== DO THIS ==
Reproduce only this part of the listing: the line with "Convert this document image to plain text.", plus every line after it through the last.

== LISTED RECORDS ==
□ □ □ □
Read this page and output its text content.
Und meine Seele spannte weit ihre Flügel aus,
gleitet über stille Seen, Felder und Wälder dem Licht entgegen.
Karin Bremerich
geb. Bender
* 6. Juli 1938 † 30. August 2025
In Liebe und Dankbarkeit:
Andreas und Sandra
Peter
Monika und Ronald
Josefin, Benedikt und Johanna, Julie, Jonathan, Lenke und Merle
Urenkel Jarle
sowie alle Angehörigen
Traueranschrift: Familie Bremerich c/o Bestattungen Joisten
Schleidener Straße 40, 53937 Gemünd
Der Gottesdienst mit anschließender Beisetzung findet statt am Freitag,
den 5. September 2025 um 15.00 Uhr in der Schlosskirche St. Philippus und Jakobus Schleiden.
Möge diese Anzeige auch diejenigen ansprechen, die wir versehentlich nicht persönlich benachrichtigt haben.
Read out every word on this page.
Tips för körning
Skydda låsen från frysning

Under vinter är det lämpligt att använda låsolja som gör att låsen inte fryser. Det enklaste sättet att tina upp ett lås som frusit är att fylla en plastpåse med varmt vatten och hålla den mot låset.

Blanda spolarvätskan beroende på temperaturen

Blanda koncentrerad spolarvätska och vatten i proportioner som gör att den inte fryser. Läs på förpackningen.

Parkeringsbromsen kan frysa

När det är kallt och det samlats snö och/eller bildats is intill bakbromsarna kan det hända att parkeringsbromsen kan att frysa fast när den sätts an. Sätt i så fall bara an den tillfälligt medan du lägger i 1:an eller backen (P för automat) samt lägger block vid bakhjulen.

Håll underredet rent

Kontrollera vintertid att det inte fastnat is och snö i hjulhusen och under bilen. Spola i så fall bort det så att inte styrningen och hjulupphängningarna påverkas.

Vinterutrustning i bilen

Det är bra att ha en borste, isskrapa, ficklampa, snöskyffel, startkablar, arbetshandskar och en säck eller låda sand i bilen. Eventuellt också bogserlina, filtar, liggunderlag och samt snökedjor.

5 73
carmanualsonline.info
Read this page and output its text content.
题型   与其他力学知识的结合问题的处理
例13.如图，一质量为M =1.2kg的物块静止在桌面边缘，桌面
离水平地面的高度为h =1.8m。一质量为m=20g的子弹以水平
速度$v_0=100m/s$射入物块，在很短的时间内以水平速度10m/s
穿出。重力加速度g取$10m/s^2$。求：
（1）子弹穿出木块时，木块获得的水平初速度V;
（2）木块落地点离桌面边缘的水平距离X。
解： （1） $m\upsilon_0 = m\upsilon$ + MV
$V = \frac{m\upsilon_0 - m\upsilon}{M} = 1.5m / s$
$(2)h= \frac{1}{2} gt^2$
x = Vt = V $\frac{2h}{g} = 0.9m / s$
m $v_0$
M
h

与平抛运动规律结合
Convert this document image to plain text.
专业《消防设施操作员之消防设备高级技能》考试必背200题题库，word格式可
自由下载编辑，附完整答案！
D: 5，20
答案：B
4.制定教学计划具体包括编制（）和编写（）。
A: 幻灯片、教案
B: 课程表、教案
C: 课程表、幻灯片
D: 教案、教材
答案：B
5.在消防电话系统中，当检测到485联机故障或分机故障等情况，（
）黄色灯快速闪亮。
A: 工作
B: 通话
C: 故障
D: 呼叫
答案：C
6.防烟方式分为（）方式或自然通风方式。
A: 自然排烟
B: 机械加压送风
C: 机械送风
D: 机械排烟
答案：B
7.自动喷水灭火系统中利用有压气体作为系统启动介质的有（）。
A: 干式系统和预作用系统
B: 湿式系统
□ □ □ □
== FINAL ANSWER ==
Convert this document image to plain text.
专业《消防设施操作员之消防设备高级技能》考试必背200题题库，word格式可
自由下载编辑，附完整答案！
D: 5，20
答案：B
4.制定教学计划具体包括编制（）和编写（）。
A: 幻灯片、教案
B: 课程表、教案
C: 课程表、幻灯片
D: 教案、教材
答案：B
5.在消防电话系统中，当检测到485联机故障或分机故障等情况，（
）黄色灯快速闪亮。
A: 工作
B: 通话
C: 故障
D: 呼叫
答案：C
6.防烟方式分为（）方式或自然通风方式。
A: 自然排烟
B: 机械加压送风
C: 机械送风
D: 机械排烟
答案：B
7.自动喷水灭火系统中利用有压气体作为系统启动介质的有（）。
A: 干式系统和预作用系统
B: 湿式系统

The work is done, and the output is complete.